Work to do: Transcribe the records word for word, starting with the first line and continuing up to and including the line that contains "229, 160, 273]".

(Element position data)
/---
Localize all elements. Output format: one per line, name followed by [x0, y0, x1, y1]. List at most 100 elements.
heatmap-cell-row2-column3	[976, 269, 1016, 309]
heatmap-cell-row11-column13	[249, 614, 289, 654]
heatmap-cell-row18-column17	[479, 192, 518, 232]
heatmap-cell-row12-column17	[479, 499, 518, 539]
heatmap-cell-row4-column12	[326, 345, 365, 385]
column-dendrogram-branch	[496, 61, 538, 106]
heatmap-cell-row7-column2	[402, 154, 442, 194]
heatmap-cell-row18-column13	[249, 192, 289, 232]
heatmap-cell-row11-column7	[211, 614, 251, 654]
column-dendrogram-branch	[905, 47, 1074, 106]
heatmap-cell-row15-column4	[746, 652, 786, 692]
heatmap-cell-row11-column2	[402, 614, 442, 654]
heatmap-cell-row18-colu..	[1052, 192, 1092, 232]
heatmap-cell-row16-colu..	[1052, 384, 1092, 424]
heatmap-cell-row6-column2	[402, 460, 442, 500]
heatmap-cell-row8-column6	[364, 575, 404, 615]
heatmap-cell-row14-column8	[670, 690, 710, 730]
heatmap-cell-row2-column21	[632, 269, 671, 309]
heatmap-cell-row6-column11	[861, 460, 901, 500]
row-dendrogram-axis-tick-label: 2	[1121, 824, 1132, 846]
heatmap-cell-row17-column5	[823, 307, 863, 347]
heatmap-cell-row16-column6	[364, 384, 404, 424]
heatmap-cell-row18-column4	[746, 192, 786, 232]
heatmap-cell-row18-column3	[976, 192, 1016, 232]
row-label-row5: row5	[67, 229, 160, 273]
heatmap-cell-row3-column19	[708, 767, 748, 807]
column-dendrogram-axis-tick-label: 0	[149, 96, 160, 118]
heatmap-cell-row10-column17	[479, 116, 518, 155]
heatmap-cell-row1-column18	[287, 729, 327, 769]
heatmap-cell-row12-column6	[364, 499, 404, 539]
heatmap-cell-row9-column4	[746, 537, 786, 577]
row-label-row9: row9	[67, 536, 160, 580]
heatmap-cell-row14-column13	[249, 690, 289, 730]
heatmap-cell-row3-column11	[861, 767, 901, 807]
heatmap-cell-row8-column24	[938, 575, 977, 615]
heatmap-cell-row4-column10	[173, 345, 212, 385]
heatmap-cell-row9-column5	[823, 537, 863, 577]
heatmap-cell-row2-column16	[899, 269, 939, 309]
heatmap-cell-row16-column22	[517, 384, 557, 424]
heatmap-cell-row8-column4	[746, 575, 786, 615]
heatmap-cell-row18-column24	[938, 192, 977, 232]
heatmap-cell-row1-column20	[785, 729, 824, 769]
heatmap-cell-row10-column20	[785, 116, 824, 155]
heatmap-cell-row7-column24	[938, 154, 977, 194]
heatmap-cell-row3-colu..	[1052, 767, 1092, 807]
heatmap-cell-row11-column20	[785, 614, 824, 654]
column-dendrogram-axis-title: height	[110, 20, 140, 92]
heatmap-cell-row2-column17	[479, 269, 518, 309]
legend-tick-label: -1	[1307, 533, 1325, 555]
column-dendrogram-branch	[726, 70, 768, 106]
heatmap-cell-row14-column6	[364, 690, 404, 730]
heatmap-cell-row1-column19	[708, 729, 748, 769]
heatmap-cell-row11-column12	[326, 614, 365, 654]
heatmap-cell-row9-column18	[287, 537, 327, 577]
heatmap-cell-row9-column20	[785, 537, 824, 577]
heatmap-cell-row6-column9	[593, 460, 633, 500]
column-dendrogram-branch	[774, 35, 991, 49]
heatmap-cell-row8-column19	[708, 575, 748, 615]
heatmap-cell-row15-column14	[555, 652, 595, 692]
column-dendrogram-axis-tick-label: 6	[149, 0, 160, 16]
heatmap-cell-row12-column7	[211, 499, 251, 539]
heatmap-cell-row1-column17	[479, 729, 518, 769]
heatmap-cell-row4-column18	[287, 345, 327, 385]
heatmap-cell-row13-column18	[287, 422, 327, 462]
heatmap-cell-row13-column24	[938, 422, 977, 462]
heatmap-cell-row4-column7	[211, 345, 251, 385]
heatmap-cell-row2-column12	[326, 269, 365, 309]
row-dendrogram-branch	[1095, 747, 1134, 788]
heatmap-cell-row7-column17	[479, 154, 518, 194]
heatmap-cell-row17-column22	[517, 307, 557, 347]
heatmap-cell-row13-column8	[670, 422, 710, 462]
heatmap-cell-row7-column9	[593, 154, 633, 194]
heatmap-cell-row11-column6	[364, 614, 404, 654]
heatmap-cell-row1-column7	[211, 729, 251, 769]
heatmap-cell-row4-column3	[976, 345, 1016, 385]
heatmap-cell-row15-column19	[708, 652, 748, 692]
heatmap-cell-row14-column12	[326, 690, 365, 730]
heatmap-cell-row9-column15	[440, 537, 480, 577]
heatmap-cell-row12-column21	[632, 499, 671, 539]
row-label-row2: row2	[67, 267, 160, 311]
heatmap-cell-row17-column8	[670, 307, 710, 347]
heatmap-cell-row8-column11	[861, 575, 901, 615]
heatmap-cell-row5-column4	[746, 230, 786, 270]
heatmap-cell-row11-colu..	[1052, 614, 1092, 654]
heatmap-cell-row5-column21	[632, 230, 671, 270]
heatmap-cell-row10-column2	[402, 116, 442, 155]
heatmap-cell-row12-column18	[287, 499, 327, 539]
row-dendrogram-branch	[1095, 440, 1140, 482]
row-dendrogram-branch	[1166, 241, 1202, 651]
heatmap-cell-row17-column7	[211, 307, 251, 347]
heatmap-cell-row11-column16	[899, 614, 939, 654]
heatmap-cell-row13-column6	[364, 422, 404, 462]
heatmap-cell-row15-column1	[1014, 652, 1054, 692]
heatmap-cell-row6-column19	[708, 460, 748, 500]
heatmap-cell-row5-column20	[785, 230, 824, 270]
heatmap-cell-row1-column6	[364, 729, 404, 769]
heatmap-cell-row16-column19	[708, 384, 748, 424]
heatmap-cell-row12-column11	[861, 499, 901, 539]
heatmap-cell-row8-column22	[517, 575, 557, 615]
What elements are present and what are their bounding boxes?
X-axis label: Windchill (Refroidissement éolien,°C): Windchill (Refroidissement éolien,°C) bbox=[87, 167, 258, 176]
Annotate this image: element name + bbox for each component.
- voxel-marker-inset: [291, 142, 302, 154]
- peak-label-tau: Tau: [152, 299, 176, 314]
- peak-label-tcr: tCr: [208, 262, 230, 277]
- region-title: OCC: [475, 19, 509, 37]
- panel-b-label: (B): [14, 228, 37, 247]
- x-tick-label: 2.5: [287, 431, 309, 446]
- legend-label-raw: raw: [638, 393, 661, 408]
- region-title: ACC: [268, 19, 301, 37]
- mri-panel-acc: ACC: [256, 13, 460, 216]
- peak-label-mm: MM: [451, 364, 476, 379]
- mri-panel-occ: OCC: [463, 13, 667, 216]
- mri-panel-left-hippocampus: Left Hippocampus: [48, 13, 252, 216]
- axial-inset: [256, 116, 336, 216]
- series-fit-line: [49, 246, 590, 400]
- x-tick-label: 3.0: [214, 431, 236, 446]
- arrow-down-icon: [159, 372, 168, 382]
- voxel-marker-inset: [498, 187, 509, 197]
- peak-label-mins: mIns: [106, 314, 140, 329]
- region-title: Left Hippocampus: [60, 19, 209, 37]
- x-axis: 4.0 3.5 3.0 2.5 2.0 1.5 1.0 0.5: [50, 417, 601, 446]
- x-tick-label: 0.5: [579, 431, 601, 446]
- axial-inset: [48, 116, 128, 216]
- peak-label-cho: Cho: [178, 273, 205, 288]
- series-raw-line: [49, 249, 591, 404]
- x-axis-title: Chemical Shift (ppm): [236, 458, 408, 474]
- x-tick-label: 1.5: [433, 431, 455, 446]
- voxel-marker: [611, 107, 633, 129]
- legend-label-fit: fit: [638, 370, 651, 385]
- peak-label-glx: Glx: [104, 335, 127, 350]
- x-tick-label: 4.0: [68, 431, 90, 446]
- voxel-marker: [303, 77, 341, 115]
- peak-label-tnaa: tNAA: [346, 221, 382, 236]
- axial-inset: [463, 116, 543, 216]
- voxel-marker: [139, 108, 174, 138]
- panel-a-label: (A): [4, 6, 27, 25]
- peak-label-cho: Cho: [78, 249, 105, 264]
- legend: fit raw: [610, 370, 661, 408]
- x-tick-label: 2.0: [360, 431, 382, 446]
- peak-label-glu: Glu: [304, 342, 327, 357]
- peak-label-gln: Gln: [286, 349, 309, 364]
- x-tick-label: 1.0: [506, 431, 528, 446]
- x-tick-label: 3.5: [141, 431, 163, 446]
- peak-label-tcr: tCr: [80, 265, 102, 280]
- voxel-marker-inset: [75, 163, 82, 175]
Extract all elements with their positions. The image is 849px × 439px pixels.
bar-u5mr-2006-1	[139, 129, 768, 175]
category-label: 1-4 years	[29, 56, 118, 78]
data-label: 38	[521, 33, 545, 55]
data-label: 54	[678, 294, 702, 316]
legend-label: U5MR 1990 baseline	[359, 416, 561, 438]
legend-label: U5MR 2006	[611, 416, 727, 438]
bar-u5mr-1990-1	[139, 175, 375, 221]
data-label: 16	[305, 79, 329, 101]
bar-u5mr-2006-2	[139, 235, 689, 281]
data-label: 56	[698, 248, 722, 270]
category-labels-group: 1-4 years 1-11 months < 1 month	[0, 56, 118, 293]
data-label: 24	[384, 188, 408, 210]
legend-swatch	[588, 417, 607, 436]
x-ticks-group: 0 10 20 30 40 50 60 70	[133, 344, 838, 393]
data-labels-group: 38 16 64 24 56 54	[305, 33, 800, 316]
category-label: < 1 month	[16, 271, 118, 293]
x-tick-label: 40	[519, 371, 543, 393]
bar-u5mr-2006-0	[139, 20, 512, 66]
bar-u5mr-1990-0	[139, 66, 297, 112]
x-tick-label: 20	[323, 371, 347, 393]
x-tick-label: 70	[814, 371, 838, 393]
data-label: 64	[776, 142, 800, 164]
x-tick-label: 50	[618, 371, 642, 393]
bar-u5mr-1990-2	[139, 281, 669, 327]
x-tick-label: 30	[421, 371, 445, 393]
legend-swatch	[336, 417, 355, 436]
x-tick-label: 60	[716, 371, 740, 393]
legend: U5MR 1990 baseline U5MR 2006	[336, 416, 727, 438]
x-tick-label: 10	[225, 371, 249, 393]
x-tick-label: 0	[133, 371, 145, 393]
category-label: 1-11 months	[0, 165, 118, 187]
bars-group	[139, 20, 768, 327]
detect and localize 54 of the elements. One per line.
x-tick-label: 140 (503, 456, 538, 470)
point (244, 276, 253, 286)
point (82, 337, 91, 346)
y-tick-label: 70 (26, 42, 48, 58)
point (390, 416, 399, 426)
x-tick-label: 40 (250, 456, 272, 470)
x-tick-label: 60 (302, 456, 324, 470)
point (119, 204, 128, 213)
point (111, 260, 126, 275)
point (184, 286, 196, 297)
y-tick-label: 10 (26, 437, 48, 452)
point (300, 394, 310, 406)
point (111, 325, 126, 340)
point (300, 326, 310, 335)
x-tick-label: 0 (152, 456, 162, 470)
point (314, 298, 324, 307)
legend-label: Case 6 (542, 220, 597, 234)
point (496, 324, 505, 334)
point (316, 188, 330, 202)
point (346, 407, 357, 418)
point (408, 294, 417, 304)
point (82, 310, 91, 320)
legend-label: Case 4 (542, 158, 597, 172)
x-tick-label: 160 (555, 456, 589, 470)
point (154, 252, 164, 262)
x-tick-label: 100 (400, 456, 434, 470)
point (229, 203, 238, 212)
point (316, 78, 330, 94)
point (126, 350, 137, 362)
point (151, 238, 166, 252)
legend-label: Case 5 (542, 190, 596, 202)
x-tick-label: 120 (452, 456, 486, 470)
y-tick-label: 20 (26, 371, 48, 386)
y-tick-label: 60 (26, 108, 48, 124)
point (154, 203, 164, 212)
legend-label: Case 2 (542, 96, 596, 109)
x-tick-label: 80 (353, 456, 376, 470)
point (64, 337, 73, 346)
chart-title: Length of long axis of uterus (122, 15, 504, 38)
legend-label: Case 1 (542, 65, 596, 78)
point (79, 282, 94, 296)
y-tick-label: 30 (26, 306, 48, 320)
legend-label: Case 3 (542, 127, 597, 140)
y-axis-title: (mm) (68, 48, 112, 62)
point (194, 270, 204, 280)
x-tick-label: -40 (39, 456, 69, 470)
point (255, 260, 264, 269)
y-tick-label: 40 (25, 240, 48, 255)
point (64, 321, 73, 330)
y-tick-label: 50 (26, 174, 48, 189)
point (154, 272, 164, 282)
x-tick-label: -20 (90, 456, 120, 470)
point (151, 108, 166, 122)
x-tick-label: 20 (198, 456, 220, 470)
\---
Complete output:
Localize all elements. Output format: one per line, name followed by [x0, y0, x1, y1]. List at most 100 elements.
heatmap-cell-row2-column3	[976, 269, 1016, 309]
heatmap-cell-row11-column13	[249, 614, 289, 654]
heatmap-cell-row18-column17	[479, 192, 518, 232]
heatmap-cell-row12-column17	[479, 499, 518, 539]
heatmap-cell-row4-column12	[326, 345, 365, 385]
column-dendrogram-branch	[496, 61, 538, 106]
heatmap-cell-row7-column2	[402, 154, 442, 194]
heatmap-cell-row18-column13	[249, 192, 289, 232]
heatmap-cell-row11-column7	[211, 614, 251, 654]
column-dendrogram-branch	[905, 47, 1074, 106]
heatmap-cell-row15-column4	[746, 652, 786, 692]
heatmap-cell-row11-column2	[402, 614, 442, 654]
heatmap-cell-row18-colu..	[1052, 192, 1092, 232]
heatmap-cell-row16-colu..	[1052, 384, 1092, 424]
heatmap-cell-row6-column2	[402, 460, 442, 500]
heatmap-cell-row8-column6	[364, 575, 404, 615]
heatmap-cell-row14-column8	[670, 690, 710, 730]
heatmap-cell-row2-column21	[632, 269, 671, 309]
heatmap-cell-row6-column11	[861, 460, 901, 500]
row-dendrogram-axis-tick-label: 2	[1121, 824, 1132, 846]
heatmap-cell-row17-column5	[823, 307, 863, 347]
heatmap-cell-row16-column6	[364, 384, 404, 424]
heatmap-cell-row18-column4	[746, 192, 786, 232]
heatmap-cell-row18-column3	[976, 192, 1016, 232]
row-label-row5: row5	[67, 229, 160, 273]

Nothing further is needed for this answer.